▶ **THE EXERCISE**
Find the string "precoce" in the listing and report every line that has it.

========================

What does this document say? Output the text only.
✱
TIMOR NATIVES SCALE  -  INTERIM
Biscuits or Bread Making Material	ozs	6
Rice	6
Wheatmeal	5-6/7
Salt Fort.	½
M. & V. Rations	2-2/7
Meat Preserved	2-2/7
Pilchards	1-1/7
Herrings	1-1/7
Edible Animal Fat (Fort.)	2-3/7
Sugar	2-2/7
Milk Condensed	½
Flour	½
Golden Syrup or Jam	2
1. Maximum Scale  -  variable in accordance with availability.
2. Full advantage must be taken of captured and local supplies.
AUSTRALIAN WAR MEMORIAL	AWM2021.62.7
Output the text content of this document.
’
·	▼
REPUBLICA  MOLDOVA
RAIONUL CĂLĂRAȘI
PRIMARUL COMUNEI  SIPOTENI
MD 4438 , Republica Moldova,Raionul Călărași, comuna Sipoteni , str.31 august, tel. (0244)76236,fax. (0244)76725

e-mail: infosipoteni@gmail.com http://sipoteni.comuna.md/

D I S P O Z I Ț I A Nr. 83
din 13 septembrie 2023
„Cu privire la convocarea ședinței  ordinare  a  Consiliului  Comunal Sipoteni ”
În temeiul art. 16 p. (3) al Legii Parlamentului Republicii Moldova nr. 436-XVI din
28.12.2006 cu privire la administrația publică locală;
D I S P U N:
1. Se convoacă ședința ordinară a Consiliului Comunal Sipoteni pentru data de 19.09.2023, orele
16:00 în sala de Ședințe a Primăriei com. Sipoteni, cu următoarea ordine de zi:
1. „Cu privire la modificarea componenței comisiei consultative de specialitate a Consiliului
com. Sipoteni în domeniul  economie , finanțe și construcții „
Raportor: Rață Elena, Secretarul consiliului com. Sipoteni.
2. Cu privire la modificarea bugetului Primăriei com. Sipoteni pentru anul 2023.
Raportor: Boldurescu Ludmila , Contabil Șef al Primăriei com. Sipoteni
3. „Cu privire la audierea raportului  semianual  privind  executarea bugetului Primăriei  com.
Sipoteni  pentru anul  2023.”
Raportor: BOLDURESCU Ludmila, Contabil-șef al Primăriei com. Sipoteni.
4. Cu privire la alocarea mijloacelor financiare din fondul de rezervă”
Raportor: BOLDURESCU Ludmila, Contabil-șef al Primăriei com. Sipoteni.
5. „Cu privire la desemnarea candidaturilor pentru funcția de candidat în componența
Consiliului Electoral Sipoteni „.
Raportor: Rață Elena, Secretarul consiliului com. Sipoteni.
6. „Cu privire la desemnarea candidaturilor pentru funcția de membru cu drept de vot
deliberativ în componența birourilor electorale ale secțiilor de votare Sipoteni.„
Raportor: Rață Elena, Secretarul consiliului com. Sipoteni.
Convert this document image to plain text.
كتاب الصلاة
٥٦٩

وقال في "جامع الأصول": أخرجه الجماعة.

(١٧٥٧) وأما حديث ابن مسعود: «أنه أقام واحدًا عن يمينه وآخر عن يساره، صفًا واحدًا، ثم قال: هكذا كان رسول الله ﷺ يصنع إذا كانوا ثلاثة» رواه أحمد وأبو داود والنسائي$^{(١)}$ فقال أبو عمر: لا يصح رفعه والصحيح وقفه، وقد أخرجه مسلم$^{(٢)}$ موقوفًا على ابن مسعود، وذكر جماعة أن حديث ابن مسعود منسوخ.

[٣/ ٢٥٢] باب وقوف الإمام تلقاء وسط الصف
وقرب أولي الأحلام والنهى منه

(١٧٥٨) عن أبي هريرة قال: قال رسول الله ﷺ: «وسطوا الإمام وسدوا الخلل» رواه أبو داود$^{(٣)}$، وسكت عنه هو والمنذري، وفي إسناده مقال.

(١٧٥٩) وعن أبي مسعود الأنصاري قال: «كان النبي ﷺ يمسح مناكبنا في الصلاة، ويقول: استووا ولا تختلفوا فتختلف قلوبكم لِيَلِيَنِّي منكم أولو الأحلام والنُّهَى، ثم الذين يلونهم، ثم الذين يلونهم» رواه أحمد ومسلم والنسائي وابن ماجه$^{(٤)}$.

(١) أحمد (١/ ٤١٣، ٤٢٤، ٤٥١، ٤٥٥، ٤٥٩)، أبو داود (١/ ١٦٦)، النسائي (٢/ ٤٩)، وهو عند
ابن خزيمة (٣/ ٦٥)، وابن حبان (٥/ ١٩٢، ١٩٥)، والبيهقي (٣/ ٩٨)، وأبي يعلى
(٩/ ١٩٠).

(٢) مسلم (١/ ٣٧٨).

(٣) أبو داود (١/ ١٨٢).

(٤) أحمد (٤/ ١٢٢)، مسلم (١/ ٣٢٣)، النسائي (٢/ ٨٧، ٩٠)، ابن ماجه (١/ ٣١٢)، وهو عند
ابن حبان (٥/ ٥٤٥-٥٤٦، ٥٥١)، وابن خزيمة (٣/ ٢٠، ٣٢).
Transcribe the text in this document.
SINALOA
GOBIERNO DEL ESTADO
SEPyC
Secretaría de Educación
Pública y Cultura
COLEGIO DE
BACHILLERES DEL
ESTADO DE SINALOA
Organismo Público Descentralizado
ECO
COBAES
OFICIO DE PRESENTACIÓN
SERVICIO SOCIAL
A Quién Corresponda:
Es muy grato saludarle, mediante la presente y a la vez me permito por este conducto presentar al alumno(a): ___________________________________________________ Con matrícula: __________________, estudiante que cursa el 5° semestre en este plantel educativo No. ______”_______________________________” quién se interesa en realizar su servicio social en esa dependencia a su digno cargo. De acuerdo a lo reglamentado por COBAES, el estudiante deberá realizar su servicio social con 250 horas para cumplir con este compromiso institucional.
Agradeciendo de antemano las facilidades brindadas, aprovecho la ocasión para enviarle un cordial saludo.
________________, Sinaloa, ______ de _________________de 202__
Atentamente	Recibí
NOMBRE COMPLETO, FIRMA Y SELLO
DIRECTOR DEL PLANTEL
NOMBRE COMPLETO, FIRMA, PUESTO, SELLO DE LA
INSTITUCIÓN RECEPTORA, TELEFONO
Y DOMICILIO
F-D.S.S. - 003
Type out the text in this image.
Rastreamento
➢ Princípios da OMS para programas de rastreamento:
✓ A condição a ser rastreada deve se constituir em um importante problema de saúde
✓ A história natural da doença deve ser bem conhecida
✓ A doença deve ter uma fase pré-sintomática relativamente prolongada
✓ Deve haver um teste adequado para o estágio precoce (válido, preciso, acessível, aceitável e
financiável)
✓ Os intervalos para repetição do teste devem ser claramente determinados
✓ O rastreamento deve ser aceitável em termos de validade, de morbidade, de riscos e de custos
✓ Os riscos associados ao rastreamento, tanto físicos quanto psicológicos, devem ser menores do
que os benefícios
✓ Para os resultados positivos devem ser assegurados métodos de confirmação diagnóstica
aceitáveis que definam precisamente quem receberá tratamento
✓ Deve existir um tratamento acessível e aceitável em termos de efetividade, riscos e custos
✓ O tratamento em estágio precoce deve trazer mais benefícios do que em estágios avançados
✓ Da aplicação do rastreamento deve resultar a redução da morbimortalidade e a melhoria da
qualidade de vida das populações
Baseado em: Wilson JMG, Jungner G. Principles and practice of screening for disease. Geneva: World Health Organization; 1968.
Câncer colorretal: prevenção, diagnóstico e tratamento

========================

▶ **SOLUTION BELOW**
✓ Deve haver um teste adequado para o estágio precoce (válido, preciso, acessível, aceitável e
✓ O tratamento em estágio precoce deve trazer mais benefícios do que em estágios avançados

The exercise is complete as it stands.